- **Выбранный фрагмент**:
= = = = =

Э. фон Иванка убежден, что полемика Григория нацелена против Оригена и его учения о первоначальном пресыщении душ созерцанием, следствием которого якобы стало развитие и циклическое повторение космического процесса1360 (как мы уже знаем, антиоригеновские анафематизмы VI в. действительно цитируют мысль Оригена, что душа пала, «пресытившись божественным созерцанием»1361; в переводе Руфина фигурирует «пресыщение благом»1362).

Против этого можно указать следующее: во-первых, нет полной уверенности, что Ориген действительно вкладывал этот смысл в понятие «пресыщения» (см. М. Harl1363); во-вторых, самому Оригену была знакома идея бесконечного пути души, подобная эпектасису Григория (ср. Ronald Е. Heine1364). Вчитываясь в мысль Оригена (в переводе Руфина), мы увидим, что Ориген говорит об изначальном постепенном падении, вызванном «сытостью» (satietas), или же «небрежением» (neglegentia1365), не в связи с повторением космического цикла, а чтобы побудить души к постоянно растущей, никогда не прекращающейся, никогда не насыщающейся жажде1366, – в таком случае, он имеет в виду то же, что и Григорий! Даже более поздние антиоригеновские анафематизмы, очевидно, осуждают не столько идею о нерадении души как причине падения, сколько саму мысль об изначальном бестелесном существовании душ (ψυχάς), которые лишь из-за своего «охлаждения (ἀποψυγείσας) в любви к Богу» ниспали в тела1367.

М. Арль предполагает, что неоплатоники придали термину «пресыщение» значение «технического термина», сделав его неприемлемым для Григория1368. Т. Бём подчеркивает неоплатоническое использование этого термина, несовместимое с концепцией Григория о неутолимой жажде1369. Рассмотрим идею «полноты», как она представлена у Плотина, достаточно близкое знакомство Григория с тестами которого вполне вероятно1370.

В диалоге Платона Кратил мы находим аллегорическую этимологизацию трех поколений главных мужских божеств гесиодовской теогонии: Урана, Кроноса и Зевса. Имя Кроноса, бога, пожирающего и удерживающего в себе собственные порождения, производится от κόρος («сытость» и «чистота» ума1371). Плотин интерпретирует этот миф в свете трех ипостасей своего универсума: Кронос соответствует у него Уму (νοῦς), происходящему из Единого, а из Кроноса, в свою очередь, происходит Мировая Душа1372. В совершенной внутренней полноте1373 Ум содержит вселенную идей1374. Такая «пресыщенная» интроспекция мышления представляет, однако, лишь одну сторону плотиновского Ума. Второй момент составляет его любовь к Единому (νοῦς ἐρῶν), в которой Ум, «опьяненный нектаром», «весь отдается этому блаженству до пресыщения» (ἁπλωθεὶς εἰς εὐπάθειαν τῷ κόρῳ), теряет рассудительность и становится всецело любящим и созерцающим Единое (ἐκεῖνον βλέπειν), и постольку единым (ἕν ἐστι)1375.

= = = = =

[Строки из набора данных о разметке]
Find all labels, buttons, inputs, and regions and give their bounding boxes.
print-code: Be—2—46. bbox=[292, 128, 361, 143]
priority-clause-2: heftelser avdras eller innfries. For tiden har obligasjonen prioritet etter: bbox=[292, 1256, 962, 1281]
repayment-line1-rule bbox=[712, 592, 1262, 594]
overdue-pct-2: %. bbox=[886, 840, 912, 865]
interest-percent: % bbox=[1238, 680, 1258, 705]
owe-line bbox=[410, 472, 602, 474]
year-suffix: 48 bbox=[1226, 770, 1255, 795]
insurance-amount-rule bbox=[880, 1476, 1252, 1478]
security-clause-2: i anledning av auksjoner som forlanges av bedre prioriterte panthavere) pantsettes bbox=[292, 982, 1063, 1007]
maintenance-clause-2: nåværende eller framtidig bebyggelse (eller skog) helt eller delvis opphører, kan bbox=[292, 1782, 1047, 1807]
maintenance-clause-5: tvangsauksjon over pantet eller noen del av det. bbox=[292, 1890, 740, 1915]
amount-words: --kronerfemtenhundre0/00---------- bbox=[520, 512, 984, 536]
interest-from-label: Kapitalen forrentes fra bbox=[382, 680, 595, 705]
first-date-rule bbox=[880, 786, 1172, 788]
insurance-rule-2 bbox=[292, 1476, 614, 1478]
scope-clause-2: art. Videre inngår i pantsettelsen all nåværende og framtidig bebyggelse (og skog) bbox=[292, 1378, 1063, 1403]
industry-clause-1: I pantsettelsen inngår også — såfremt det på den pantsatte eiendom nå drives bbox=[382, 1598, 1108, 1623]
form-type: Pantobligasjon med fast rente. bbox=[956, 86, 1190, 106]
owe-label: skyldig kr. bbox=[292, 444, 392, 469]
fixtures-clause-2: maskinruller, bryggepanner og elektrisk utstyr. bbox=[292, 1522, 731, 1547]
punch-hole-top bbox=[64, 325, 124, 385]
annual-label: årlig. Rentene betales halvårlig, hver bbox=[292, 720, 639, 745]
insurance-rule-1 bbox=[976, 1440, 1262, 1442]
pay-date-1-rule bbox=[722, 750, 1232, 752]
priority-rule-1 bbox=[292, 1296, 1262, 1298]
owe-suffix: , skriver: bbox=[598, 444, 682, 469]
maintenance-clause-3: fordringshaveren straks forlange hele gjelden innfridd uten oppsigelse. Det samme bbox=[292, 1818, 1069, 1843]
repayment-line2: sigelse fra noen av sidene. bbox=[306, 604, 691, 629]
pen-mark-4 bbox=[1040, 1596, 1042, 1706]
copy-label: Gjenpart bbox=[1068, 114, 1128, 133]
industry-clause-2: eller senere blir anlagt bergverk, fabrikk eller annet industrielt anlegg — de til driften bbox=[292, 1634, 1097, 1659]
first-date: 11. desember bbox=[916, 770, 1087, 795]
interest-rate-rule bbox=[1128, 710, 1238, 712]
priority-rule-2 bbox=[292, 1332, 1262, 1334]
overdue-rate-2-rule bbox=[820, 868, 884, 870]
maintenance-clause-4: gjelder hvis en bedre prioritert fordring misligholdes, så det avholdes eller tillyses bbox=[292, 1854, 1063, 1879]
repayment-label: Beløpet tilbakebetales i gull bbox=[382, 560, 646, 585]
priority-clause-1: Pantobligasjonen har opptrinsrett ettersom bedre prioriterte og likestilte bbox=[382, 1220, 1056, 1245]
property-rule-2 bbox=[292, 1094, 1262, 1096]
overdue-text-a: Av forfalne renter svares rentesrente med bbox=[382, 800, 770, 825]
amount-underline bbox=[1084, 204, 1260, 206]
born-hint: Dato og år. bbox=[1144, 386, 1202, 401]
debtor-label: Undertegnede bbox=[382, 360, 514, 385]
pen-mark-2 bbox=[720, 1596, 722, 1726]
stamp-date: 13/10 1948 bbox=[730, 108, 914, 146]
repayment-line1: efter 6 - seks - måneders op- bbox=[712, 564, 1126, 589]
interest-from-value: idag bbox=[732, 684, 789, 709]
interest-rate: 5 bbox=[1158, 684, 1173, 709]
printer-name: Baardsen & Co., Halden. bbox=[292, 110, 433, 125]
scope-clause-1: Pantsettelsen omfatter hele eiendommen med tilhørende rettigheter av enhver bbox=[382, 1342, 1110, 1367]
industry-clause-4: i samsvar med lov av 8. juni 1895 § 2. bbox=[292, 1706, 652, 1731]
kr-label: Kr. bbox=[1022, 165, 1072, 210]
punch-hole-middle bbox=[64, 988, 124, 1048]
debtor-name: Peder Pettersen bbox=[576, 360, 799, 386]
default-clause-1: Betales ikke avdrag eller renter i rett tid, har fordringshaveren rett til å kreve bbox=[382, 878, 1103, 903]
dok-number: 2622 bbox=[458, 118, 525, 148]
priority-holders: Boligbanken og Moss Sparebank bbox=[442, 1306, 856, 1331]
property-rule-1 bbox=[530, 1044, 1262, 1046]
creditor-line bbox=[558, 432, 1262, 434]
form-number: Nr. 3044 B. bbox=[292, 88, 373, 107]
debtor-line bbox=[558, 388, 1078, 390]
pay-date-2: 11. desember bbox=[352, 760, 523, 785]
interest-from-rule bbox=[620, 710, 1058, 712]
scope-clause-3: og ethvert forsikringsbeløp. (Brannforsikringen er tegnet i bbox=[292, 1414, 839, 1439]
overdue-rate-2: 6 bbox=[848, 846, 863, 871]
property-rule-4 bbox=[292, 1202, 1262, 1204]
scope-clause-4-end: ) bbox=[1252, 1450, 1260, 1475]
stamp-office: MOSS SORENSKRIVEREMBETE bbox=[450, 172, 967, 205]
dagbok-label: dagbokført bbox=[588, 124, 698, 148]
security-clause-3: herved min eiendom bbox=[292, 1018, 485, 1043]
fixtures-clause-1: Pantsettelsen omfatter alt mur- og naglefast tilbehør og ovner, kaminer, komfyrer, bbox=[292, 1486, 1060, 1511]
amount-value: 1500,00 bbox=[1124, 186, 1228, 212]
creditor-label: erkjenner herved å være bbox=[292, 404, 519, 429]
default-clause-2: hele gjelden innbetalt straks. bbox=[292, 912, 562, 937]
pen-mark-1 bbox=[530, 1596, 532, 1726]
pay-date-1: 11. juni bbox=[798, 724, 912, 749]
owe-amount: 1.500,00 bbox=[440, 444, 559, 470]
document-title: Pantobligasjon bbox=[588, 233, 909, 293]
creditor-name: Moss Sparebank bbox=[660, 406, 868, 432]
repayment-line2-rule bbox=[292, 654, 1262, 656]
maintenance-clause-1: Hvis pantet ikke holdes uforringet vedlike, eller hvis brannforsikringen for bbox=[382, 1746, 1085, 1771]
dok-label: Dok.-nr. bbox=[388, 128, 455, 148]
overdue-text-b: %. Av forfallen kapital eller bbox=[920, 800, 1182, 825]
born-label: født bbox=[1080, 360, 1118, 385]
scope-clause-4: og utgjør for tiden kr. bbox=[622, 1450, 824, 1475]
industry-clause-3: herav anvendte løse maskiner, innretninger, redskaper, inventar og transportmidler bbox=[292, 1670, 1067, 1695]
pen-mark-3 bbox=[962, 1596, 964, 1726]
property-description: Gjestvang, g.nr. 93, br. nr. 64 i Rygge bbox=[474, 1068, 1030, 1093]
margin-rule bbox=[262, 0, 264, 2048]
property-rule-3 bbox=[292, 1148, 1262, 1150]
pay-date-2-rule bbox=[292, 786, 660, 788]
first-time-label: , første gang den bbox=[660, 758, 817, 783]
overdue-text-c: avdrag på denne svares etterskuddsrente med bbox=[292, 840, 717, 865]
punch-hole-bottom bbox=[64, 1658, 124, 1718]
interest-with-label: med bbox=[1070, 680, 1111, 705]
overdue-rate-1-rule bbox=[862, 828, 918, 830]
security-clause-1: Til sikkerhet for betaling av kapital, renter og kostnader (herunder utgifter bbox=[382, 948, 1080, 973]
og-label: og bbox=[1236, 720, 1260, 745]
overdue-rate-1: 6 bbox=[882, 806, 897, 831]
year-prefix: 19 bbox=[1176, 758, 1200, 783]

= = = = =

- **Что нужно сделать**:
A: Соответствуют ли отрывку о пресыщении, приведенному выше, утверждения ниже? На каждое ответьте «да» или «нет» и дословно процитируйте решающие слова отрывка.
(i) Э. фон Иванка считает, что полемика Григория направлена против Оригена.
(ii) У Плотина Ум происходит из Мировой Души.
(iii) В «Кратиле» имя Кроноса выводится из слова κόρος.
B: Перепишите, пожалуйста, без изменений ту часть отрывка о пресыщении, которая открывается словами «М. Арль предполагает, что» и завершается словами «которого вполне вероятно1370.».

- **Ответы по заданиям**:
A:
(i) Да: «Э. фон Иванка убежден, что полемика Григория нацелена против Оригена».
(ii) Нет: «Кронос соответствует у него Уму (νοῦς), происходящему из Единого, а из Кроноса, в свою очередь, происходит Мировая Душа».
(iii) Да: «Имя Кроноса, бога, пожирающего и удерживающего в себе собственные порождения, производится от κόρος».

B:
М. Арль предполагает, что неоплатоники придали термину «пресыщение» значение «технического термина», сделав его неприемлемым для Григория1368. Т. Бём подчеркивает неоплатоническое использование этого термина, несовместимое с концепцией Григория о неутолимой жажде1369. Рассмотрим идею «полноты», как она представлена у Плотина, достаточно близкое знакомство Григория с тестами которого вполне вероятно1370.